**WHAT YOU HAVE TO DO**. In the material below, find every line with "this" and pull it out.

(Stored records)
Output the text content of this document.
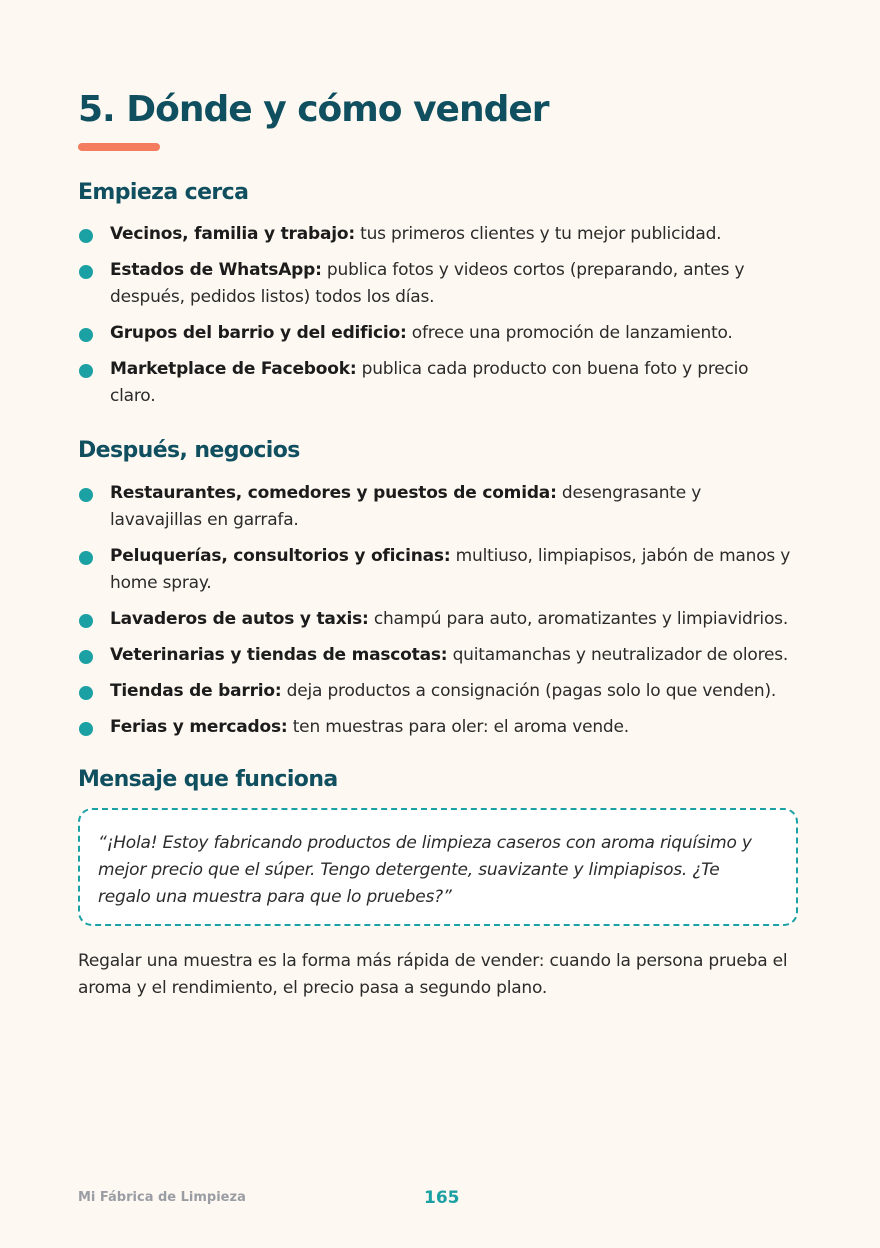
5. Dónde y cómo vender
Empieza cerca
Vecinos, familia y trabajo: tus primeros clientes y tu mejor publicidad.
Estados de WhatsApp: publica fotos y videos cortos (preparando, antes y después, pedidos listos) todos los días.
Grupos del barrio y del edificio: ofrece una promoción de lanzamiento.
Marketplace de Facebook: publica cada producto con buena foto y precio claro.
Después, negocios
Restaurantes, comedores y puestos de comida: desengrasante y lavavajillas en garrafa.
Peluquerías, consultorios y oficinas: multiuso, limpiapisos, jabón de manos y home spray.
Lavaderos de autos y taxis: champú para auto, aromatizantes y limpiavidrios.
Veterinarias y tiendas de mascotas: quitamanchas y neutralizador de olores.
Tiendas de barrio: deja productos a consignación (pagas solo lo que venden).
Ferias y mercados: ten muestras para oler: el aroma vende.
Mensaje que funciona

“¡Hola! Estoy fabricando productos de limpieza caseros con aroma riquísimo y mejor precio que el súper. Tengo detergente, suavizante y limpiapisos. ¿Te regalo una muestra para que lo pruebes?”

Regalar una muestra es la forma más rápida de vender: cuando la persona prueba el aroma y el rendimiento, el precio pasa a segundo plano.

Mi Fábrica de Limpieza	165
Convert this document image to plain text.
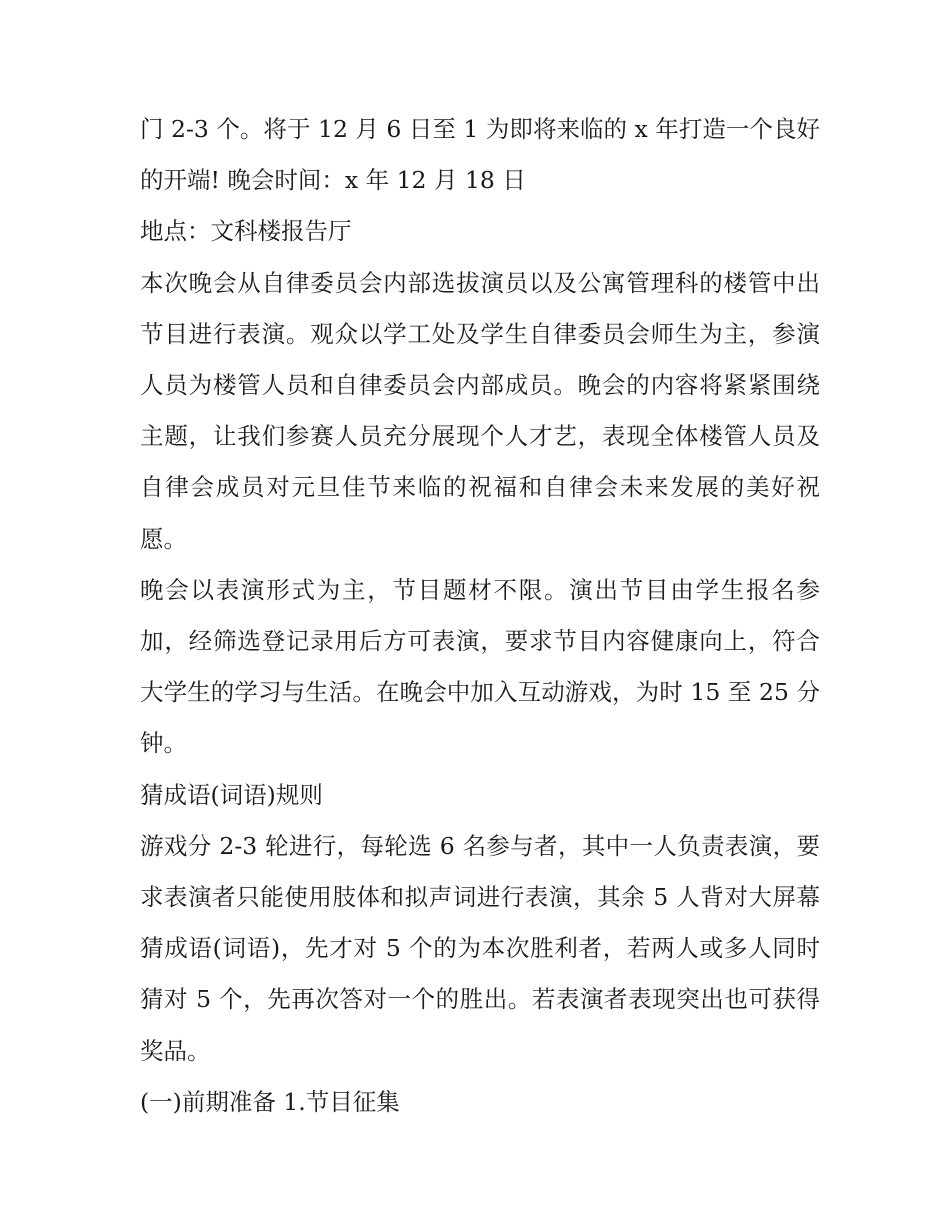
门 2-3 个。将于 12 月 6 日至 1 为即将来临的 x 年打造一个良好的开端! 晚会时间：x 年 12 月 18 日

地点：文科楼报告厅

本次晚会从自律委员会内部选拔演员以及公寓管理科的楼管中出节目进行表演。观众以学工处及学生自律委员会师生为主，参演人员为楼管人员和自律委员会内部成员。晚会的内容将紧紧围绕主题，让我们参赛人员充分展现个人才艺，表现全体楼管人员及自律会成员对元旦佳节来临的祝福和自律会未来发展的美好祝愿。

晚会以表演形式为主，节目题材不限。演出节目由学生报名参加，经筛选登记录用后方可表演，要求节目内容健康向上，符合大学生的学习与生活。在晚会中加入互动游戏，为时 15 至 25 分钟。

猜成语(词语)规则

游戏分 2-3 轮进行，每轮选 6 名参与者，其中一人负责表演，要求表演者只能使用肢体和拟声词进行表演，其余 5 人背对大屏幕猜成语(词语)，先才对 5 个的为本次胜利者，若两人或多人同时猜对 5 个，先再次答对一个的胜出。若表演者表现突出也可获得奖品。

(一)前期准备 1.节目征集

--

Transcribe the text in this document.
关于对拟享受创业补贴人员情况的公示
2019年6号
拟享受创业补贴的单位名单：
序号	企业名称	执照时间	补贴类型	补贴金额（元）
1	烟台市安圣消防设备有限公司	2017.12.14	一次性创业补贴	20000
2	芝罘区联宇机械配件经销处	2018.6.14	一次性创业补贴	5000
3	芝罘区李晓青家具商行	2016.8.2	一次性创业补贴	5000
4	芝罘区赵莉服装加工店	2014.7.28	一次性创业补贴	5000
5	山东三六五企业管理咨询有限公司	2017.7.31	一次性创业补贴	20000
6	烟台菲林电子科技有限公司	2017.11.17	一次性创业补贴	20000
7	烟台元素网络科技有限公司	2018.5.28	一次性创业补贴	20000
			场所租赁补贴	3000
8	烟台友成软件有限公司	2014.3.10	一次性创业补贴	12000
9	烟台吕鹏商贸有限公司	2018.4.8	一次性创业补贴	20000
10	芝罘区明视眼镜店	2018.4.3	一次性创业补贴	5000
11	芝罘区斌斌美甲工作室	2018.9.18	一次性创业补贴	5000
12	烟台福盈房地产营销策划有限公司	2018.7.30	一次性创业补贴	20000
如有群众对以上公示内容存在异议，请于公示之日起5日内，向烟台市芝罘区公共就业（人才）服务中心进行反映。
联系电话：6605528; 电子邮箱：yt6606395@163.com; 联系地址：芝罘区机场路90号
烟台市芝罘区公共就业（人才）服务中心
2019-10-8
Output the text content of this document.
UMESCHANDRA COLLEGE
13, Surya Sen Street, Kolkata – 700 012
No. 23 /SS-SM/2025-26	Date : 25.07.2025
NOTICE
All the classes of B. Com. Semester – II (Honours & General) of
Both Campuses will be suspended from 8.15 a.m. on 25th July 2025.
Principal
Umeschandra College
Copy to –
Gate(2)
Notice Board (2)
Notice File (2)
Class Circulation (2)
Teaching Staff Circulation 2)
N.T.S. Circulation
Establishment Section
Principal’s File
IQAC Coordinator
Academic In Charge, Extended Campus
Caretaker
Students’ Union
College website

**WORKED SOLUTION**.
Output the text content of this document.
Convert this document image to plain text.
Transcribe the text in this document.
Output the text content of this document.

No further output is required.